§ EXERCISE:
Count the lines below that contain the word "data", and report only that number.

§ RECORDS FOR THIS EXERCISE:
════
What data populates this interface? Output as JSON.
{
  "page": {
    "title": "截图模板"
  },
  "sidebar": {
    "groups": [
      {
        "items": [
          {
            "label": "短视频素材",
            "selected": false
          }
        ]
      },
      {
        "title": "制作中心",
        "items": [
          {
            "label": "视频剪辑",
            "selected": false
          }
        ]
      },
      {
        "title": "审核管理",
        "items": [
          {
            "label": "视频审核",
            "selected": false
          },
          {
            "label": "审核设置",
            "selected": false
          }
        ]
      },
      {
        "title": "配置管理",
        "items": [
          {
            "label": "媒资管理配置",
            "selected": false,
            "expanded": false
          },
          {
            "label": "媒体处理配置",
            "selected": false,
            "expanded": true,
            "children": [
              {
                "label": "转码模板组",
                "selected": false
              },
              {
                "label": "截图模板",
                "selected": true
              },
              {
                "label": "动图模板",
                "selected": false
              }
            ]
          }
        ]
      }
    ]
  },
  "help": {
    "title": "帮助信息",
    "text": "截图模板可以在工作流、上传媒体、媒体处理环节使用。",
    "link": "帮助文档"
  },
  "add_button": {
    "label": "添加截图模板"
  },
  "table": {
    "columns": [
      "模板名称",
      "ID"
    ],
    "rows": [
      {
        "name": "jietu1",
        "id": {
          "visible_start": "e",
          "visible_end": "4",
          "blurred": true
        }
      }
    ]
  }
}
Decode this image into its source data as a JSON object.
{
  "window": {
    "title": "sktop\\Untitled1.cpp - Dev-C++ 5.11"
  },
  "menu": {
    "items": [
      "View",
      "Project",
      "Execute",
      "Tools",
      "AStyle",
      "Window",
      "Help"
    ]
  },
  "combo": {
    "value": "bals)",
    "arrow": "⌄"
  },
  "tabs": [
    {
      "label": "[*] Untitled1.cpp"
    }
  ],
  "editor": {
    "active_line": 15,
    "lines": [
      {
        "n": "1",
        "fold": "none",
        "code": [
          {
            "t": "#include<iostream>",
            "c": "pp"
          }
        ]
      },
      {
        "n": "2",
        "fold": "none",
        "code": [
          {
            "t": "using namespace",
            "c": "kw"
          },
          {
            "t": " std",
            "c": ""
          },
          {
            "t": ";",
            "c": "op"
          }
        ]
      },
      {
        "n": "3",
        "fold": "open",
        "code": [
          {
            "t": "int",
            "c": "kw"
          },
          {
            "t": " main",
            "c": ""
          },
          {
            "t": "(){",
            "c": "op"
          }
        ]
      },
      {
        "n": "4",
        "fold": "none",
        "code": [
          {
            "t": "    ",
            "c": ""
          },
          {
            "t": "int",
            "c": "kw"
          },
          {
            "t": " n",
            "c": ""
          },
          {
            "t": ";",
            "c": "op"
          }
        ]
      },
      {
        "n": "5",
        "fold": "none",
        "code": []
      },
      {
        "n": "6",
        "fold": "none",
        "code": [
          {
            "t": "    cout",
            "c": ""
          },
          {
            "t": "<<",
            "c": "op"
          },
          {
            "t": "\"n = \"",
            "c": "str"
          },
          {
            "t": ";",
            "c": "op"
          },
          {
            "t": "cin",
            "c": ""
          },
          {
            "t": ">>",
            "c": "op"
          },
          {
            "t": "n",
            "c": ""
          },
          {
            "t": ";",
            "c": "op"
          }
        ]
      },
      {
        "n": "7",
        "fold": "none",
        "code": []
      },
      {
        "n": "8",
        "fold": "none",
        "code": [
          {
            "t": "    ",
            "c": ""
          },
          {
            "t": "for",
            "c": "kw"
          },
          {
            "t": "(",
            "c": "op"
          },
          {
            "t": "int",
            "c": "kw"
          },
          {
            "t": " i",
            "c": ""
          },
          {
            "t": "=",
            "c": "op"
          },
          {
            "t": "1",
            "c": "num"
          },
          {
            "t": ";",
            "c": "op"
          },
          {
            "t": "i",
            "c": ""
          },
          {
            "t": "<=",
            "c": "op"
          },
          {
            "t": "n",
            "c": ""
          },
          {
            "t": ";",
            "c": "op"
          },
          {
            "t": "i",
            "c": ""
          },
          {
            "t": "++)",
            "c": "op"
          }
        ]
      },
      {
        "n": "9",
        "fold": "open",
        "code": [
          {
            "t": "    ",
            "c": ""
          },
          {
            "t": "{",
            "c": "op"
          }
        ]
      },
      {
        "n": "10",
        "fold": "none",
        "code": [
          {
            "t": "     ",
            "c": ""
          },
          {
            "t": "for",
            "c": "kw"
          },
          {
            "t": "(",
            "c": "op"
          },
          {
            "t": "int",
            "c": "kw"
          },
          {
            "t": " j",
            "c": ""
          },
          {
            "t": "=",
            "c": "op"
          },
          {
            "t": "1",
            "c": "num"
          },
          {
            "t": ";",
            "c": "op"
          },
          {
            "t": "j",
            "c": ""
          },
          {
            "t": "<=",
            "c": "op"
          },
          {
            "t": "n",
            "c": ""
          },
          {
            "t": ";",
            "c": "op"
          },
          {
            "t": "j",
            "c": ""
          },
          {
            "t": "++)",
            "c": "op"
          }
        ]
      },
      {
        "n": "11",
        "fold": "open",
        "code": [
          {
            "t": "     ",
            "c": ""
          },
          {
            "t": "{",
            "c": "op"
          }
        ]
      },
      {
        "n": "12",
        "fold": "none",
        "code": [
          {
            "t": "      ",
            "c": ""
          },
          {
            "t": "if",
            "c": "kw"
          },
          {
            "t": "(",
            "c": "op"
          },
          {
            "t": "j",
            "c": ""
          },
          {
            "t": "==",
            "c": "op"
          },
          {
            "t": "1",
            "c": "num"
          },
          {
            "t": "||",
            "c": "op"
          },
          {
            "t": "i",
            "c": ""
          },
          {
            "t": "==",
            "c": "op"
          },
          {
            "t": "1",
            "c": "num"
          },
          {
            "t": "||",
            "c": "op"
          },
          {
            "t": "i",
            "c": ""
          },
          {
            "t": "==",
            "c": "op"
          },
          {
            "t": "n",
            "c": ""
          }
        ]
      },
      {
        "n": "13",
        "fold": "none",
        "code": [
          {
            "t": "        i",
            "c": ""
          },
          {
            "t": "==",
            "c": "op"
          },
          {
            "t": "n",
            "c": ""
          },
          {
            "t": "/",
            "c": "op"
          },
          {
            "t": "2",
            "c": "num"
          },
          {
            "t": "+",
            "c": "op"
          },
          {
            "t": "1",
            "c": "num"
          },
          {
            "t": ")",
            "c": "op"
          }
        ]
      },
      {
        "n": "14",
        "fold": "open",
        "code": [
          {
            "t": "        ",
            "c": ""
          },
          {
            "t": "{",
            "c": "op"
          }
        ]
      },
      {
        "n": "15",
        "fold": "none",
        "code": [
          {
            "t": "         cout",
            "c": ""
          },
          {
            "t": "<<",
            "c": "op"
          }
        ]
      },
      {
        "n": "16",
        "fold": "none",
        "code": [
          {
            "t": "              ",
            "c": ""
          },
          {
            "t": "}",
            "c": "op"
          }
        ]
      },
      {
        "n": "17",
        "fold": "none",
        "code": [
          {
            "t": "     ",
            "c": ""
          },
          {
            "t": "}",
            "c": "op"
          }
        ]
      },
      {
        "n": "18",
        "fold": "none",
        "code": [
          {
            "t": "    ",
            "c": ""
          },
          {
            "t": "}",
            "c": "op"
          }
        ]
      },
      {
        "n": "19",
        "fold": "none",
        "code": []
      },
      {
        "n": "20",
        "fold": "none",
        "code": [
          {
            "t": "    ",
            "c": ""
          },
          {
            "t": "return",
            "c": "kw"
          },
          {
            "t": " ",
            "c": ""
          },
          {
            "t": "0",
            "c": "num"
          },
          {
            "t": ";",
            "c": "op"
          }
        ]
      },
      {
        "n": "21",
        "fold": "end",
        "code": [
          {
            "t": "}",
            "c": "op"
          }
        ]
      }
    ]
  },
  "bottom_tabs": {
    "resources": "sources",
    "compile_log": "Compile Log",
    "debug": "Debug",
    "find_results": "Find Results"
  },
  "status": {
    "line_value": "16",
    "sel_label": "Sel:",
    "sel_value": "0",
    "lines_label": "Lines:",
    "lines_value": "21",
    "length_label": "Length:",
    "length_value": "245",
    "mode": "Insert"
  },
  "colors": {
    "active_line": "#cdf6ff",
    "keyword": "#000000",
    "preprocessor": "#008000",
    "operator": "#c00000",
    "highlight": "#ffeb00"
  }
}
════
§ FULL RESPONSE:
2